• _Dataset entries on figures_
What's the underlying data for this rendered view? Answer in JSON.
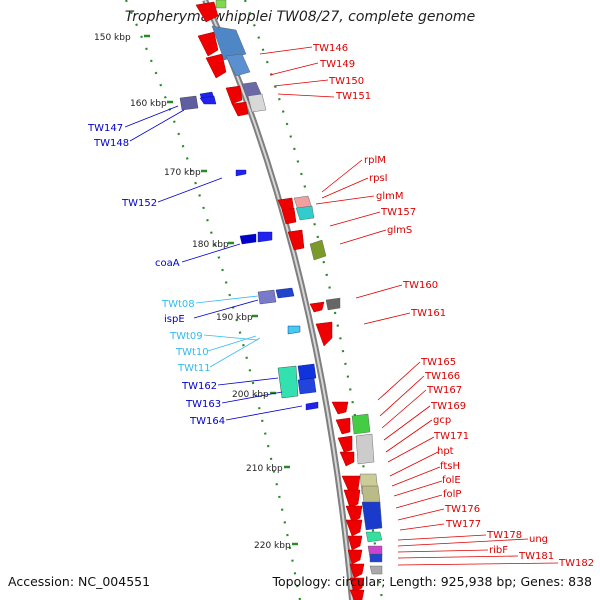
{
  "title": "Tropheryma whipplei TW08/27, complete genome",
  "footer": {
    "accession": "Accession: NC_004551",
    "summary": "Topology: circular; Length: 925,938 bp; Genes: 838"
  },
  "colors": {
    "backbone": "#8f8f8f",
    "forward_label": "#0000cc",
    "rna_label": "#33bbee",
    "reverse_label": "#dd0000",
    "tick": "#2a8a2a"
  },
  "ticks": [
    "150 kbp",
    "160 kbp",
    "170 kbp",
    "180 kbp",
    "190 kbp",
    "200 kbp",
    "210 kbp",
    "220 kbp"
  ],
  "forward_labels": [
    "TW147",
    "TW148",
    "TW152",
    "coaA",
    "ispE",
    "TW162",
    "TW163",
    "TW164"
  ],
  "rna_labels": [
    "TWt08",
    "TWt09",
    "TWt10",
    "TWt11"
  ],
  "reverse_labels": [
    "TW146",
    "TW149",
    "TW150",
    "TW151",
    "rplM",
    "rpsI",
    "glmM",
    "TW157",
    "glmS",
    "TW160",
    "TW161",
    "TW165",
    "TW166",
    "TW167",
    "TW169",
    "gcp",
    "hpt",
    "TW171",
    "ftsH",
    "folE",
    "folP",
    "TW176",
    "TW177",
    "TW178",
    "ung",
    "ribF",
    "TW181",
    "TW182"
  ]
}
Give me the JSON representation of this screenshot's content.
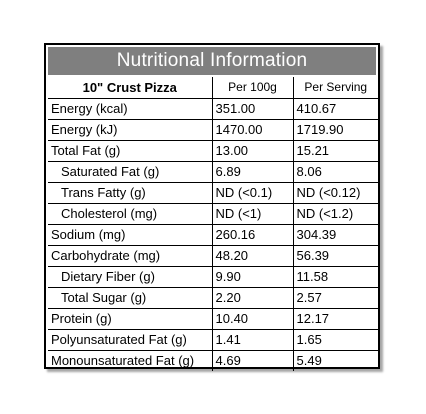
{
  "title": "Nutritional Information",
  "header": {
    "product": "10\" Crust Pizza",
    "col1": "Per 100g",
    "col2": "Per Serving"
  },
  "rows": [
    {
      "label": "Energy (kcal)",
      "per100": "351.00",
      "serving": "410.67",
      "indent": false
    },
    {
      "label": "Energy (kJ)",
      "per100": "1470.00",
      "serving": "1719.90",
      "indent": false
    },
    {
      "label": "Total Fat (g)",
      "per100": "13.00",
      "serving": "15.21",
      "indent": false
    },
    {
      "label": "Saturated Fat (g)",
      "per100": "6.89",
      "serving": "8.06",
      "indent": true
    },
    {
      "label": "Trans Fatty (g)",
      "per100": "ND (<0.1)",
      "serving": "ND (<0.12)",
      "indent": true
    },
    {
      "label": "Cholesterol (mg)",
      "per100": "ND (<1)",
      "serving": "ND (<1.2)",
      "indent": true
    },
    {
      "label": "Sodium (mg)",
      "per100": "260.16",
      "serving": "304.39",
      "indent": false
    },
    {
      "label": "Carbohydrate  (mg)",
      "per100": "48.20",
      "serving": "56.39",
      "indent": false
    },
    {
      "label": "Dietary Fiber (g)",
      "per100": "9.90",
      "serving": "11.58",
      "indent": true
    },
    {
      "label": "Total Sugar  (g)",
      "per100": "2.20",
      "serving": "2.57",
      "indent": true
    },
    {
      "label": "Protein  (g)",
      "per100": "10.40",
      "serving": "12.17",
      "indent": false
    },
    {
      "label": "Polyunsaturated Fat (g)",
      "per100": "1.41",
      "serving": "1.65",
      "indent": false
    },
    {
      "label": "Monounsaturated Fat (g)",
      "per100": "4.69",
      "serving": "5.49",
      "indent": false
    }
  ]
}
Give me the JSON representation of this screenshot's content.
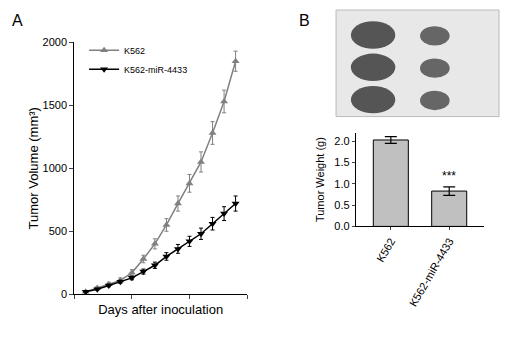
{
  "chart_data": [
    {
      "type": "line",
      "title": "A",
      "x": [
        1,
        2,
        3,
        4,
        5,
        6,
        7,
        8,
        9,
        10,
        11,
        12,
        13,
        14
      ],
      "series": [
        {
          "name": "K562",
          "color": "#808080",
          "marker": "triangle-up",
          "values": [
            20,
            50,
            80,
            110,
            170,
            280,
            400,
            550,
            720,
            880,
            1050,
            1280,
            1530,
            1850
          ],
          "errors": [
            5,
            10,
            15,
            20,
            25,
            30,
            40,
            50,
            60,
            70,
            80,
            90,
            90,
            80
          ]
        },
        {
          "name": "K562-miR-4433",
          "color": "#000000",
          "marker": "triangle-down",
          "values": [
            20,
            40,
            70,
            100,
            130,
            180,
            230,
            300,
            360,
            420,
            480,
            560,
            640,
            720
          ],
          "errors": [
            5,
            8,
            10,
            12,
            15,
            20,
            25,
            30,
            35,
            40,
            45,
            50,
            55,
            60
          ]
        }
      ],
      "x_label": "Days after inoculation",
      "y_label": "Tumor Volume (mm³)",
      "xlim": [
        0,
        15
      ],
      "xticks": [
        0,
        5,
        10,
        15
      ],
      "ylim": [
        0,
        2000
      ],
      "yticks": [
        0,
        500,
        1000,
        1500,
        2000
      ],
      "tick_labels": "y",
      "legend": "upper left",
      "grid": false
    },
    {
      "type": "bar",
      "title": "B",
      "categories": [
        "K562",
        "K562-miR-4433"
      ],
      "values": [
        2.03,
        0.83
      ],
      "errors": [
        0.08,
        0.1
      ],
      "color": "#c0c0c0",
      "y_label": "Tumor Weight (g)",
      "ylim": [
        0,
        2.2
      ],
      "yticks": [
        {
          "value": 0,
          "label": "0.0"
        },
        {
          "value": 0.5,
          "label": "0.5"
        },
        {
          "value": 1,
          "label": "1.0"
        },
        {
          "value": 1.5,
          "label": "1.5"
        },
        {
          "value": 2,
          "label": "2.0"
        }
      ],
      "annotations": [
        {
          "text": "***",
          "category": "K562-miR-4433"
        }
      ],
      "grid": false
    }
  ]
}
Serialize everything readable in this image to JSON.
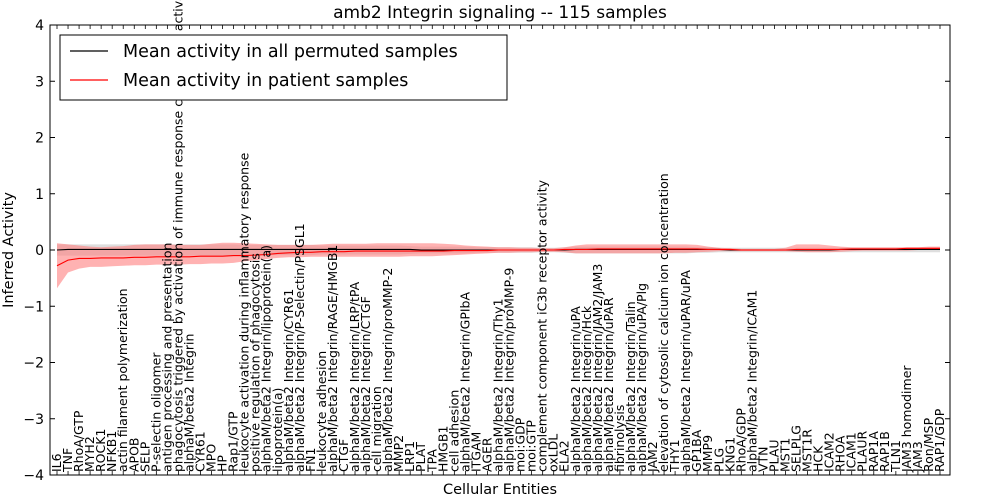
{
  "chart_data": {
    "type": "line",
    "title": "amb2 Integrin signaling -- 115 samples",
    "xlabel": "Cellular Entities",
    "ylabel": "Inferred Activity",
    "ylim": [
      -4,
      4
    ],
    "yticks": [
      "4",
      "3",
      "2",
      "1",
      "0",
      "−1",
      "−2",
      "−3",
      "−4"
    ],
    "grid": false,
    "legend": {
      "location": "top-left",
      "entries": [
        {
          "label": "Mean activity in all permuted samples",
          "color": "#000000"
        },
        {
          "label": "Mean activity in patient samples",
          "color": "#ff0000"
        }
      ]
    },
    "band_colors": {
      "permuted": "#c8c8c8",
      "patient": "#ff7f7f"
    },
    "categories": [
      "IL6",
      "TNF",
      "RhoA/GTP",
      "MYH2",
      "ROCK1",
      "NFKB1",
      "actin filament polymerization",
      "APOB",
      "SELP",
      "P-selectin oligomer",
      "antigen processing and presentation",
      "phagocytosis triggered by activation of immune response cell surface activating receptor",
      "alphaM/beta2 Integrin",
      "CYR61",
      "MPO",
      "HP",
      "Rap1/GTP",
      "leukocyte activation during inflammatory response",
      "positive regulation of phagocytosis",
      "alphaM/beta2 Integrin/lipoprotein(a)",
      "lipoprotein(a)",
      "alphaM/beta2 Integrin/CYR61",
      "alphaM/beta2 Integrin/P-Selectin/PSGL1",
      "FN1",
      "leukocyte adhesion",
      "alphaM/beta2 Integrin/RAGE/HMGB1",
      "CTGF",
      "alphaM/beta2 Integrin/LRP/tPA",
      "alphaM/beta2 Integrin/CTGF",
      "cell migration",
      "alphaM/beta2 Integrin/proMMP-2",
      "MMP2",
      "LRP1",
      "PLAT",
      "TPA",
      "HMGB1",
      "cell adhesion",
      "alphaM/beta2 Integrin/GPIbA",
      "ITGAM",
      "AGER",
      "alphaM/beta2 Integrin/Thy1",
      "alphaM/beta2 Integrin/proMMP-9",
      "moi:GDP",
      "moi:GTP",
      "complement component iC3b receptor activity",
      "oxLDL",
      "ELA2",
      "alphaM/beta2 Integrin/uPA",
      "alphaM/beta2 Integrin/Hck",
      "alphaM/beta2 Integrin/JAM2/JAM3",
      "alphaM/beta2 Integrin/uPAR",
      "fibrinolysis",
      "alphaM/beta2 Integrin/Talin",
      "alphaM/beta2 Integrin/uPA/Plg",
      "JAM2",
      "elevation of cytosolic calcium ion concentration",
      "THY1",
      "alphaM/beta2 Integrin/uPAR/uPA",
      "GP1BA",
      "MMP9",
      "PLG",
      "KNG1",
      "RhoA/GDP",
      "alphaM/beta2 Integrin/ICAM1",
      "VTN",
      "PLAU",
      "MST1",
      "SELPLG",
      "MST1R",
      "HCK",
      "ICAM2",
      "RHOA",
      "ICAM1",
      "PLAUR",
      "RAP1A",
      "RAP1B",
      "TLN1",
      "JAM3 homodimer",
      "JAM3",
      "Ron/MSP",
      "RAP1/GDP"
    ],
    "series": [
      {
        "name": "Mean activity in all permuted samples",
        "values": [
          0.0,
          0.01,
          0.01,
          0.01,
          0.01,
          0.01,
          0.01,
          0.01,
          0.01,
          0.01,
          0.01,
          0.01,
          0.01,
          0.01,
          0.01,
          0.01,
          0.01,
          0.01,
          0.01,
          0.01,
          0.01,
          0.01,
          0.01,
          0.01,
          0.01,
          0.01,
          0.01,
          0.01,
          0.01,
          0.01,
          0.01,
          0.01,
          0.01,
          0.0,
          0.0,
          0.0,
          0.0,
          0.0,
          0.0,
          0.0,
          0.0,
          0.0,
          0.0,
          0.0,
          0.0,
          0.0,
          0.0,
          0.01,
          0.01,
          0.01,
          0.01,
          0.01,
          0.01,
          0.01,
          0.01,
          0.01,
          0.01,
          0.01,
          0.01,
          0.01,
          0.01,
          0.0,
          0.0,
          0.0,
          0.0,
          0.0,
          0.0,
          0.0,
          0.0,
          0.0,
          0.0,
          0.01,
          0.01,
          0.01,
          0.01,
          0.01,
          0.01,
          0.01,
          0.01,
          0.01,
          0.01
        ],
        "lower": [
          -0.1,
          -0.1,
          -0.1,
          -0.1,
          -0.1,
          -0.1,
          -0.1,
          -0.1,
          -0.1,
          -0.1,
          -0.1,
          -0.1,
          -0.1,
          -0.1,
          -0.1,
          -0.1,
          -0.1,
          -0.09,
          -0.09,
          -0.09,
          -0.09,
          -0.09,
          -0.09,
          -0.09,
          -0.08,
          -0.08,
          -0.08,
          -0.08,
          -0.08,
          -0.08,
          -0.08,
          -0.08,
          -0.07,
          -0.06,
          -0.06,
          -0.06,
          -0.06,
          -0.06,
          -0.05,
          -0.05,
          -0.05,
          -0.05,
          -0.05,
          -0.05,
          -0.04,
          -0.04,
          -0.05,
          -0.06,
          -0.06,
          -0.06,
          -0.06,
          -0.06,
          -0.06,
          -0.06,
          -0.06,
          -0.06,
          -0.06,
          -0.06,
          -0.05,
          -0.05,
          -0.04,
          -0.04,
          -0.04,
          -0.04,
          -0.04,
          -0.04,
          -0.04,
          -0.04,
          -0.04,
          -0.04,
          -0.04,
          -0.04,
          -0.04,
          -0.04,
          -0.04,
          -0.04,
          -0.04,
          -0.04,
          -0.04,
          -0.04,
          -0.04
        ],
        "upper": [
          0.1,
          0.1,
          0.1,
          0.1,
          0.1,
          0.1,
          0.1,
          0.1,
          0.1,
          0.1,
          0.1,
          0.1,
          0.1,
          0.1,
          0.1,
          0.1,
          0.1,
          0.09,
          0.09,
          0.09,
          0.09,
          0.09,
          0.09,
          0.09,
          0.08,
          0.08,
          0.08,
          0.08,
          0.08,
          0.08,
          0.08,
          0.08,
          0.07,
          0.06,
          0.06,
          0.06,
          0.06,
          0.06,
          0.05,
          0.05,
          0.05,
          0.05,
          0.05,
          0.05,
          0.04,
          0.04,
          0.05,
          0.06,
          0.06,
          0.06,
          0.06,
          0.06,
          0.06,
          0.06,
          0.06,
          0.06,
          0.06,
          0.06,
          0.05,
          0.05,
          0.04,
          0.04,
          0.04,
          0.04,
          0.04,
          0.04,
          0.04,
          0.04,
          0.04,
          0.04,
          0.04,
          0.04,
          0.04,
          0.04,
          0.04,
          0.04,
          0.04,
          0.04,
          0.04,
          0.04,
          0.04
        ]
      },
      {
        "name": "Mean activity in patient samples",
        "values": [
          -0.28,
          -0.18,
          -0.15,
          -0.15,
          -0.14,
          -0.14,
          -0.14,
          -0.13,
          -0.13,
          -0.12,
          -0.12,
          -0.12,
          -0.12,
          -0.11,
          -0.11,
          -0.11,
          -0.1,
          -0.1,
          -0.09,
          -0.08,
          -0.06,
          -0.05,
          -0.04,
          -0.04,
          -0.03,
          -0.03,
          -0.03,
          -0.02,
          -0.02,
          -0.02,
          -0.02,
          -0.02,
          -0.02,
          -0.02,
          -0.02,
          -0.02,
          -0.01,
          -0.01,
          -0.01,
          -0.01,
          0.0,
          0.0,
          0.0,
          0.0,
          0.0,
          0.0,
          0.01,
          0.01,
          0.01,
          0.02,
          0.02,
          0.02,
          0.02,
          0.02,
          0.02,
          0.02,
          0.02,
          0.02,
          0.02,
          0.01,
          0.01,
          0.01,
          0.0,
          0.0,
          0.0,
          0.0,
          0.0,
          0.01,
          0.01,
          0.01,
          0.01,
          0.01,
          0.02,
          0.02,
          0.02,
          0.02,
          0.02,
          0.03,
          0.03,
          0.03,
          0.03
        ],
        "lower": [
          -0.68,
          -0.4,
          -0.33,
          -0.3,
          -0.3,
          -0.29,
          -0.28,
          -0.27,
          -0.27,
          -0.26,
          -0.26,
          -0.26,
          -0.25,
          -0.25,
          -0.24,
          -0.24,
          -0.23,
          -0.2,
          -0.18,
          -0.16,
          -0.14,
          -0.13,
          -0.13,
          -0.12,
          -0.12,
          -0.12,
          -0.12,
          -0.12,
          -0.12,
          -0.12,
          -0.12,
          -0.12,
          -0.11,
          -0.11,
          -0.11,
          -0.1,
          -0.09,
          -0.08,
          -0.07,
          -0.06,
          -0.05,
          -0.05,
          -0.04,
          -0.04,
          -0.03,
          -0.03,
          -0.04,
          -0.06,
          -0.06,
          -0.06,
          -0.06,
          -0.06,
          -0.06,
          -0.06,
          -0.06,
          -0.06,
          -0.05,
          -0.05,
          -0.04,
          -0.03,
          -0.02,
          -0.02,
          -0.02,
          -0.02,
          -0.02,
          -0.02,
          -0.02,
          -0.03,
          -0.04,
          -0.04,
          -0.04,
          -0.03,
          -0.02,
          -0.01,
          -0.01,
          -0.01,
          -0.01,
          -0.01,
          0.0,
          0.0,
          0.0
        ],
        "upper": [
          0.12,
          0.1,
          0.08,
          0.06,
          0.05,
          0.06,
          0.07,
          0.09,
          0.1,
          0.1,
          0.1,
          0.09,
          0.09,
          0.09,
          0.11,
          0.13,
          0.13,
          0.12,
          0.11,
          0.1,
          0.09,
          0.09,
          0.09,
          0.09,
          0.1,
          0.11,
          0.11,
          0.11,
          0.11,
          0.12,
          0.12,
          0.12,
          0.12,
          0.12,
          0.12,
          0.11,
          0.1,
          0.08,
          0.07,
          0.06,
          0.05,
          0.05,
          0.04,
          0.04,
          0.03,
          0.03,
          0.05,
          0.08,
          0.1,
          0.1,
          0.1,
          0.1,
          0.1,
          0.1,
          0.1,
          0.1,
          0.1,
          0.1,
          0.09,
          0.06,
          0.04,
          0.03,
          0.02,
          0.02,
          0.02,
          0.02,
          0.04,
          0.1,
          0.1,
          0.1,
          0.08,
          0.06,
          0.05,
          0.05,
          0.05,
          0.05,
          0.05,
          0.05,
          0.05,
          0.06,
          0.06
        ]
      }
    ]
  }
}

• _WHAT TO WORK ON_
Each line of the records with the word "Tumor" in it is to be copied.

• _EXERCISE SOLUTION_
      "y_label": "Tumor Volume (mm³)",
      "y_label": "Tumor Weight (g)",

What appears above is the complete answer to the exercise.